• _Written problem_: How many lines of the entries below include the word "通过抖音直播的形式"? Answer with the number alone.

• _Material provided_:
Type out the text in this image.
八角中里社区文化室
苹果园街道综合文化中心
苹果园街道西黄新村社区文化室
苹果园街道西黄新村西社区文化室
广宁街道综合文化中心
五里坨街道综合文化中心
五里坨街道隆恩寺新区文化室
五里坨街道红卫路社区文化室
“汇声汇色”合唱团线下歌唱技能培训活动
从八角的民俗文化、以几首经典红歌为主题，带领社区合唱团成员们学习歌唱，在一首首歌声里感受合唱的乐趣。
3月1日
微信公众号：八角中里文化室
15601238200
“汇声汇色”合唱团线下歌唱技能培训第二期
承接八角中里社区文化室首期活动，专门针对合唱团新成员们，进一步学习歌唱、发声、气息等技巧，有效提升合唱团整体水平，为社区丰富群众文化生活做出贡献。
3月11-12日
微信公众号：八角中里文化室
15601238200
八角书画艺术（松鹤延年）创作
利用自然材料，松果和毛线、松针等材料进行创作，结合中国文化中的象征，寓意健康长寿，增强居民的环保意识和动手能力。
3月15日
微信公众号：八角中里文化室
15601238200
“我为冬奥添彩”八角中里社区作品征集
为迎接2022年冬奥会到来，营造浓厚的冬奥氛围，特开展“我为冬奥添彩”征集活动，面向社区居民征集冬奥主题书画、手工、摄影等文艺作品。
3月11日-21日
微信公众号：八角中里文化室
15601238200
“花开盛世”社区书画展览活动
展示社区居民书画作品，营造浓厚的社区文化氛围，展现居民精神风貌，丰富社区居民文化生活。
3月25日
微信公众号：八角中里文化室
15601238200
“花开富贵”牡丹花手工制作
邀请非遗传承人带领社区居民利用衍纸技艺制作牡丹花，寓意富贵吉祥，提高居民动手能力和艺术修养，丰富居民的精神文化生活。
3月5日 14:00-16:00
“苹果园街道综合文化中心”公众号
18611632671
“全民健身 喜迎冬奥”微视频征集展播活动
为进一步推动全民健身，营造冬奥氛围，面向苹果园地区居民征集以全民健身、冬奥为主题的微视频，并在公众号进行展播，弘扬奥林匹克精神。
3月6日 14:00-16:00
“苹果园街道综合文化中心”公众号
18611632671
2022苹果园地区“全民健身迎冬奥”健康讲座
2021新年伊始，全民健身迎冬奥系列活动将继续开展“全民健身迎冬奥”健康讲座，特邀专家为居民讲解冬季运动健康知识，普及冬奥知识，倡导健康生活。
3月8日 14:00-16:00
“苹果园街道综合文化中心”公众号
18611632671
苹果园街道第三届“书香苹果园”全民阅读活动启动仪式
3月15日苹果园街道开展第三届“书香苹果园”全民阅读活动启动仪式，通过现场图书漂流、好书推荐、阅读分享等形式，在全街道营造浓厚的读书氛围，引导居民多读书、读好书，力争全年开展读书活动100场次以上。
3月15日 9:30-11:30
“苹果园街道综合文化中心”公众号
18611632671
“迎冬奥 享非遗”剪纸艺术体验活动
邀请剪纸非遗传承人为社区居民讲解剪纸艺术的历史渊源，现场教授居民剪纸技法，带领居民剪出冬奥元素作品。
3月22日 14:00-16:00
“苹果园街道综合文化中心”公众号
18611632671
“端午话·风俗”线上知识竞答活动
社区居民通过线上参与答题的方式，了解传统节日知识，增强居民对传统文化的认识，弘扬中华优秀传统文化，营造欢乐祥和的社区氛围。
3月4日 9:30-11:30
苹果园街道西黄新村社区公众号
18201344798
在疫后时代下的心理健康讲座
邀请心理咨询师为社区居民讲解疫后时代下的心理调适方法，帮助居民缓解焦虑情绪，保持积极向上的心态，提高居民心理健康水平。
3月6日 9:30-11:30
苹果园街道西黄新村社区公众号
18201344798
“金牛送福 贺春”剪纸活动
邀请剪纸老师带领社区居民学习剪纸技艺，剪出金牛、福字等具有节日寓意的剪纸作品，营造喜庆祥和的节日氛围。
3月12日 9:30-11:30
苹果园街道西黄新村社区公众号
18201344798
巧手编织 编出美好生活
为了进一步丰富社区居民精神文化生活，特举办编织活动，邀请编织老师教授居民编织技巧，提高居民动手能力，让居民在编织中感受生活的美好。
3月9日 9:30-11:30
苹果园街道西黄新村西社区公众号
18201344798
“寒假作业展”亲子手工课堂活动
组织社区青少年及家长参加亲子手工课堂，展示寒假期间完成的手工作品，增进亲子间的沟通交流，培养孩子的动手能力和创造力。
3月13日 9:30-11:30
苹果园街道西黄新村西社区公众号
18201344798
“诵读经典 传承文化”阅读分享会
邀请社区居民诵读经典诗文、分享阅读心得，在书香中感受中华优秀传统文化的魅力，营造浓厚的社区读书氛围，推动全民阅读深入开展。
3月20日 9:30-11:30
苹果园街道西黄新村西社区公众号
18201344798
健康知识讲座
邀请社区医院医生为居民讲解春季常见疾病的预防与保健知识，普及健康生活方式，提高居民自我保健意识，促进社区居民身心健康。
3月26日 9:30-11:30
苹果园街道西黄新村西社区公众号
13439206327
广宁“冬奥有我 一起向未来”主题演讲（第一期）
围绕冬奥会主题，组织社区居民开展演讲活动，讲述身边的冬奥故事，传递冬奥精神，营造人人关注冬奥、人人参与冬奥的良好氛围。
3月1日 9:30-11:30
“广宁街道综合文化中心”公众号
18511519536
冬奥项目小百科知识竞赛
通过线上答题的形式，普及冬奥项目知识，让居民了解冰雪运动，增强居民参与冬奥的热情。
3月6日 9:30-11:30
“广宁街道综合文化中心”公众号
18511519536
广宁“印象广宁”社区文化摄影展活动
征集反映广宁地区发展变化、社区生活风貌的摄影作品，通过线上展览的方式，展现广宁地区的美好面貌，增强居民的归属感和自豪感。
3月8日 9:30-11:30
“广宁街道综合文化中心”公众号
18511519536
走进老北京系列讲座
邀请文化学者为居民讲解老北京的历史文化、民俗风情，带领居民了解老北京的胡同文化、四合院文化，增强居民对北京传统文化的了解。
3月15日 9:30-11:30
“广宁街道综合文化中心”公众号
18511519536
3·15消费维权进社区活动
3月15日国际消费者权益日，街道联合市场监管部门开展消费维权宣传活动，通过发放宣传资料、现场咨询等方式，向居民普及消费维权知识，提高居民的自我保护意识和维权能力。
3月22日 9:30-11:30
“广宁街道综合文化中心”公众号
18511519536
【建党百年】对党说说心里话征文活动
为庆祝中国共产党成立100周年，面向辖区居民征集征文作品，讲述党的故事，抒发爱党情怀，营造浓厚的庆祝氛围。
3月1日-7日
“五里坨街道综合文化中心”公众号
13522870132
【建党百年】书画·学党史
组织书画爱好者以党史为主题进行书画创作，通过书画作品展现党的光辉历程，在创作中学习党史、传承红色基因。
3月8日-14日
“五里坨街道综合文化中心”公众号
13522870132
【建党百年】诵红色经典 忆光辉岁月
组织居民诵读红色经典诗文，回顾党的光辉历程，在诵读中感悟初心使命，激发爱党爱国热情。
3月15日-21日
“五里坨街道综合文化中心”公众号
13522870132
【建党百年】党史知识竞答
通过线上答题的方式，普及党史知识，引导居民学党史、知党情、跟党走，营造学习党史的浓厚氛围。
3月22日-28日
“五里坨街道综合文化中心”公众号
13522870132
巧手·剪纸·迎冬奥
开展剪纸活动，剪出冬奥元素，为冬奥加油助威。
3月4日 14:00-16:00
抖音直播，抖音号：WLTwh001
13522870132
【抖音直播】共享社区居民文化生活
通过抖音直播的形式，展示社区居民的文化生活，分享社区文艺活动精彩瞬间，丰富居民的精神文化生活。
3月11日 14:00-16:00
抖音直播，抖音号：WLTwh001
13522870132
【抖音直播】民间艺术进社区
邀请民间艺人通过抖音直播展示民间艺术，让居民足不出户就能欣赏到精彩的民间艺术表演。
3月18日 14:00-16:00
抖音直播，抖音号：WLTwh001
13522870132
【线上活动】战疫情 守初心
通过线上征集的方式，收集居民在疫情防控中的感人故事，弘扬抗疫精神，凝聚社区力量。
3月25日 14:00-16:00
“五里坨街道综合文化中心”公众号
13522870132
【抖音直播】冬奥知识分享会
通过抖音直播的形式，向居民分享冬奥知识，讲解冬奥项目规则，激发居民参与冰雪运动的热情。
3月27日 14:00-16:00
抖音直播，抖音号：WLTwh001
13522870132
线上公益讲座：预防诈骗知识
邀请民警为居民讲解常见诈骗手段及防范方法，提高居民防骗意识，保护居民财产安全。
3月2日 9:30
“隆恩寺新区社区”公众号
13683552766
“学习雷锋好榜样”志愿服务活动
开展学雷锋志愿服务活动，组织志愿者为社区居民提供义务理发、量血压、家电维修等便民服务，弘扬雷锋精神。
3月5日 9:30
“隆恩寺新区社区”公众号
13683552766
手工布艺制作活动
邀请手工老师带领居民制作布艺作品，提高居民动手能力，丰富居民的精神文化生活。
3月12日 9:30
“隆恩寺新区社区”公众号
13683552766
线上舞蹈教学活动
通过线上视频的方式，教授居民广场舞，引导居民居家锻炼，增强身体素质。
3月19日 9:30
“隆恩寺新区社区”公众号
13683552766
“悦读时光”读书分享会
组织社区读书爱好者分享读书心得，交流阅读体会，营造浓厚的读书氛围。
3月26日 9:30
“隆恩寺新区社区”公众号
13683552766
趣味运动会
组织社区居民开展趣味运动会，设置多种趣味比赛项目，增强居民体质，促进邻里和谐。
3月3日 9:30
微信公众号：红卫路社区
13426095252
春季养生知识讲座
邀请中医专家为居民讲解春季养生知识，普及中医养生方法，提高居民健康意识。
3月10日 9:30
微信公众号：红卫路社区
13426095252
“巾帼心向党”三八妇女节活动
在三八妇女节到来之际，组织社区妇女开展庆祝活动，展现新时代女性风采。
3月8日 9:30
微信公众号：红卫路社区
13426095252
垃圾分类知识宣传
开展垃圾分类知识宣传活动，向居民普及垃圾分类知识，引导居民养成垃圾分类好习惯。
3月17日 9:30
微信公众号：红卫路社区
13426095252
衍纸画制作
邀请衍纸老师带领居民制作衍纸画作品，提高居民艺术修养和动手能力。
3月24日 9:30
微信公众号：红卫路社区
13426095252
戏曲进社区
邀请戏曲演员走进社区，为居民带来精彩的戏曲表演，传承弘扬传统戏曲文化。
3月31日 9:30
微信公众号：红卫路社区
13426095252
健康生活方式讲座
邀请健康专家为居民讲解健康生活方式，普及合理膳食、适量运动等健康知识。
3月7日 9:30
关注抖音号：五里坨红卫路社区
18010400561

• _Response to this exercise_: 2